#### Dataset rows

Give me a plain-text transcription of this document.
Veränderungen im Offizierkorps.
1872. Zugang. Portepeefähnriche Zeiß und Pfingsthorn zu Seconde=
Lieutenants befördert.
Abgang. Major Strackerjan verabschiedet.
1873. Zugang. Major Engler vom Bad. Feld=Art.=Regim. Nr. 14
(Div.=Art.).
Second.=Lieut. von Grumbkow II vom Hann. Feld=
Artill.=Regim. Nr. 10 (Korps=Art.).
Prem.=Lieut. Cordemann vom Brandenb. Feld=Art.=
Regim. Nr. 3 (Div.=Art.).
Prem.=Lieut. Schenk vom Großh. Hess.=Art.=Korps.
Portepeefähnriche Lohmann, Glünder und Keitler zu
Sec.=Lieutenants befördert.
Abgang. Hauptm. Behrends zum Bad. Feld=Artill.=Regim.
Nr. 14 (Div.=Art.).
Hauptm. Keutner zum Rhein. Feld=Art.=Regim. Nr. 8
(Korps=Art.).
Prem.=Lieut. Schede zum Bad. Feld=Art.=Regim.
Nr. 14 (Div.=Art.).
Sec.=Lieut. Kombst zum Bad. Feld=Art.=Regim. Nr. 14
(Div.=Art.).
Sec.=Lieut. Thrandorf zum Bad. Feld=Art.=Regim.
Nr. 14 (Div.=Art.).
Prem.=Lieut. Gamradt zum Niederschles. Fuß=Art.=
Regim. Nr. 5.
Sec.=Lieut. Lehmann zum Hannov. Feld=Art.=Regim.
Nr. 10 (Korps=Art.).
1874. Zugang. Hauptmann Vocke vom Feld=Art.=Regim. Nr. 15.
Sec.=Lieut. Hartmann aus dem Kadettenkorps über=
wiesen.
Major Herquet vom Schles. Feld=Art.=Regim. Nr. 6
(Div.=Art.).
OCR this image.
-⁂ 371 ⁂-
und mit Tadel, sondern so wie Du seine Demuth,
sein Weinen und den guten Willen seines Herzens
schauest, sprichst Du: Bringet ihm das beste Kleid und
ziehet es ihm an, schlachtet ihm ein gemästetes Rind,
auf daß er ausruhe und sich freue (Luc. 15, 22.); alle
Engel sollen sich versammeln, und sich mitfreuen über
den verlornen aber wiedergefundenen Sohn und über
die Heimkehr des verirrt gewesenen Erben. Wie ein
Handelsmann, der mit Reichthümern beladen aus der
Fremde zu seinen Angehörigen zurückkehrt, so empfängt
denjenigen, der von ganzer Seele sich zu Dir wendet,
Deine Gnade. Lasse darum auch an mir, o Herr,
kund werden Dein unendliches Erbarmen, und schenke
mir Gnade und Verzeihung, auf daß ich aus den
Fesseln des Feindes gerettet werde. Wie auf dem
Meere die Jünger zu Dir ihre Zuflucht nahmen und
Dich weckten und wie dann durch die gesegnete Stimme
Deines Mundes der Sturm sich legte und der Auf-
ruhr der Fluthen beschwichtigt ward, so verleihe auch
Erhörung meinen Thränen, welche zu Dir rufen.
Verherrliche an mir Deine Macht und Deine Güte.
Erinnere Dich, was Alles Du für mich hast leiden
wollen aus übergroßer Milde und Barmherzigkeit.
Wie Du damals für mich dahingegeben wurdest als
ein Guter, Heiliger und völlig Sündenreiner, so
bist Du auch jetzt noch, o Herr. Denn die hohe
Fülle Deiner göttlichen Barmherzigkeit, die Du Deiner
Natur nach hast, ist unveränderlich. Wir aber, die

########

=== Task requirements ===
Of the lines in the data, how many hold the string "Lieutenants"? State the number, nothing else.

=== The solution ===
2